*** Supplied data ***
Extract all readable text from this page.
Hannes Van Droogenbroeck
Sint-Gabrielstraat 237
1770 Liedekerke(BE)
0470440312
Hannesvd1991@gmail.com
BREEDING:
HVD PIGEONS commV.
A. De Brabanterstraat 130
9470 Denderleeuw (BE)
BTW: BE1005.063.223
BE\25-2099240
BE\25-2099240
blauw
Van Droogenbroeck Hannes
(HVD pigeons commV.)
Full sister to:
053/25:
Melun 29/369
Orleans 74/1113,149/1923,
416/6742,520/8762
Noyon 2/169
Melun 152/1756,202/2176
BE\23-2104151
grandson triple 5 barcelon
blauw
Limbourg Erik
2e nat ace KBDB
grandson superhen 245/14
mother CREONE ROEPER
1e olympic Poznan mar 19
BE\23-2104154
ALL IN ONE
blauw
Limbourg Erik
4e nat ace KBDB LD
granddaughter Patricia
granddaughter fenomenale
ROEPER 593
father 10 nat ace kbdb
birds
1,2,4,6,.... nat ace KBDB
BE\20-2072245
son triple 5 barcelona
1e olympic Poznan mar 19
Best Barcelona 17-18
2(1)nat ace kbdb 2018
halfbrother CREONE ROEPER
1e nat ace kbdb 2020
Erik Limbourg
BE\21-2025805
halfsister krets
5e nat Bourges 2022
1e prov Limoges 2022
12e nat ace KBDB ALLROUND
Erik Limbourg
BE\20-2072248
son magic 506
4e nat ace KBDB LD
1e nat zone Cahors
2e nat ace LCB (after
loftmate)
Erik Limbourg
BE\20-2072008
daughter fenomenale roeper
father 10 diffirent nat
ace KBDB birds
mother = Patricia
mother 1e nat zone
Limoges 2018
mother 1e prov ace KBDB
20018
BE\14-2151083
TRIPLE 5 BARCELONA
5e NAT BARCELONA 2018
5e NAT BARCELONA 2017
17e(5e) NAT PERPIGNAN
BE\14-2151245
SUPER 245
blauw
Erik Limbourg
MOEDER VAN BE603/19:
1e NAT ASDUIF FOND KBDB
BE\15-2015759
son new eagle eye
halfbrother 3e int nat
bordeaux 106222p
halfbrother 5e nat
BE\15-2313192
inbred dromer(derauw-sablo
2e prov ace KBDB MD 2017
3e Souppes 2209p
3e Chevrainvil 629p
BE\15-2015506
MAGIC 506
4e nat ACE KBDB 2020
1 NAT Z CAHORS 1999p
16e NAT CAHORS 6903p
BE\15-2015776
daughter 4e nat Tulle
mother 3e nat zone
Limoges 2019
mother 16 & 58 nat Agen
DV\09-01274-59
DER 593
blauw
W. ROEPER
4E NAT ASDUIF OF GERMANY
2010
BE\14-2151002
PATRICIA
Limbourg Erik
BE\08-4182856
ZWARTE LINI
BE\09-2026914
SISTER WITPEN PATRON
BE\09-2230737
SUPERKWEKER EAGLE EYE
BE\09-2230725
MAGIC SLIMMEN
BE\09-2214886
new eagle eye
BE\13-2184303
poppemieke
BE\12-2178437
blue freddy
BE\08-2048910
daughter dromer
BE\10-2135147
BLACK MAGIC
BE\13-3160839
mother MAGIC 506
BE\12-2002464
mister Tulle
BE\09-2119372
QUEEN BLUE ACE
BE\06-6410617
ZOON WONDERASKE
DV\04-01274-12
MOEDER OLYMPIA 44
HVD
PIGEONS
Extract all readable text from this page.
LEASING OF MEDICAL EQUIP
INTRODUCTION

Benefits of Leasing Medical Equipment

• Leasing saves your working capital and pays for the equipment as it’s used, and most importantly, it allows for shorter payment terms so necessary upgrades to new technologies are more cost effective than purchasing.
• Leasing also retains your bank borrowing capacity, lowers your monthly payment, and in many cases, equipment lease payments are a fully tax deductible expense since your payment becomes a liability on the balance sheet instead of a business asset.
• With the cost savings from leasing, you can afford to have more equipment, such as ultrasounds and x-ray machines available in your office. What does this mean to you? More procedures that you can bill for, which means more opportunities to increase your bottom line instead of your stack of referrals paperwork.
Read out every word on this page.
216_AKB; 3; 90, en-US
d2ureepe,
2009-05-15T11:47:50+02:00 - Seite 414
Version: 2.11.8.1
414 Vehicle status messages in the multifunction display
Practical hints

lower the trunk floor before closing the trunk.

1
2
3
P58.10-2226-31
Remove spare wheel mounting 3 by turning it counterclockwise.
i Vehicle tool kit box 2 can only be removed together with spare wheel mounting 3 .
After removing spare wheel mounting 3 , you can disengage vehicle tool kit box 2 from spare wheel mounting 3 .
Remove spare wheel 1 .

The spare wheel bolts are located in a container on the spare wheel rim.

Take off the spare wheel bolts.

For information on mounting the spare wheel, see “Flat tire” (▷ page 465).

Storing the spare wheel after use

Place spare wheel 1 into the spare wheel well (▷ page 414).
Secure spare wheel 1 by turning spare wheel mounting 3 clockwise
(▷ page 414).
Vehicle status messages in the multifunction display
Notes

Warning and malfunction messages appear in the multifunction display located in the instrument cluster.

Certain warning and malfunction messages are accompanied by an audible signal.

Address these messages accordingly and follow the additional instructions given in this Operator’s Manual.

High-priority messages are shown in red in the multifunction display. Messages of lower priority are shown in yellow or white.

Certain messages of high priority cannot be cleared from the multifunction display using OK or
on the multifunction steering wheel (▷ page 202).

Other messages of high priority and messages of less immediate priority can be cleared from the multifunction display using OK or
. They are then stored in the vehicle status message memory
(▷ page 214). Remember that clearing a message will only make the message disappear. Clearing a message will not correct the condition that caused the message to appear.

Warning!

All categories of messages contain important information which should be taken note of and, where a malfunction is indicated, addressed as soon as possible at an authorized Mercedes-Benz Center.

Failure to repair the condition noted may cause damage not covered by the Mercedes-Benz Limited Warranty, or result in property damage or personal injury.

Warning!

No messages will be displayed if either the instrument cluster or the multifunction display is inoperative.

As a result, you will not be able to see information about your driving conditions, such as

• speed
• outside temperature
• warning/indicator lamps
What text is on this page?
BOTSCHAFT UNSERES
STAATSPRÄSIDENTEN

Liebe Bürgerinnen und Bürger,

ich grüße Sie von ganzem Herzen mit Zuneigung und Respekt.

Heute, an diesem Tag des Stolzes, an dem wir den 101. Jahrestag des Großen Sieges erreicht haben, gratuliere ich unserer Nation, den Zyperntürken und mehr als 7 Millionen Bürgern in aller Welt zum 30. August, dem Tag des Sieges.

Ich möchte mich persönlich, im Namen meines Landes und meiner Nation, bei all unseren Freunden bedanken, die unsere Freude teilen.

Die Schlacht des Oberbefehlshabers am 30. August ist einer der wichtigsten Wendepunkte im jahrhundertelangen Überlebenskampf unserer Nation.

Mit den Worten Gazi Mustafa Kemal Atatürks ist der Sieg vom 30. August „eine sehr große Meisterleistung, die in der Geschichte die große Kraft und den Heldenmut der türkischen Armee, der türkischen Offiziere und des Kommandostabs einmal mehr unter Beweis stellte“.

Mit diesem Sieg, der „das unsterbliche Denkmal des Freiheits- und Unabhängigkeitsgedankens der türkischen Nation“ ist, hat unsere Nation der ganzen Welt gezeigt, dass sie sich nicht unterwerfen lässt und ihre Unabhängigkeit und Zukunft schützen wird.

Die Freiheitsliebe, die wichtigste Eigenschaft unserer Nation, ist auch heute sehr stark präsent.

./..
***
Copy out each line in the preceding records that contains "cleared".

— Written answer —
Certain messages of high priority cannot be cleared from the multifunction display using OK or
Other messages of high priority and messages of less immediate priority can be cleared from the multifunction display using OK or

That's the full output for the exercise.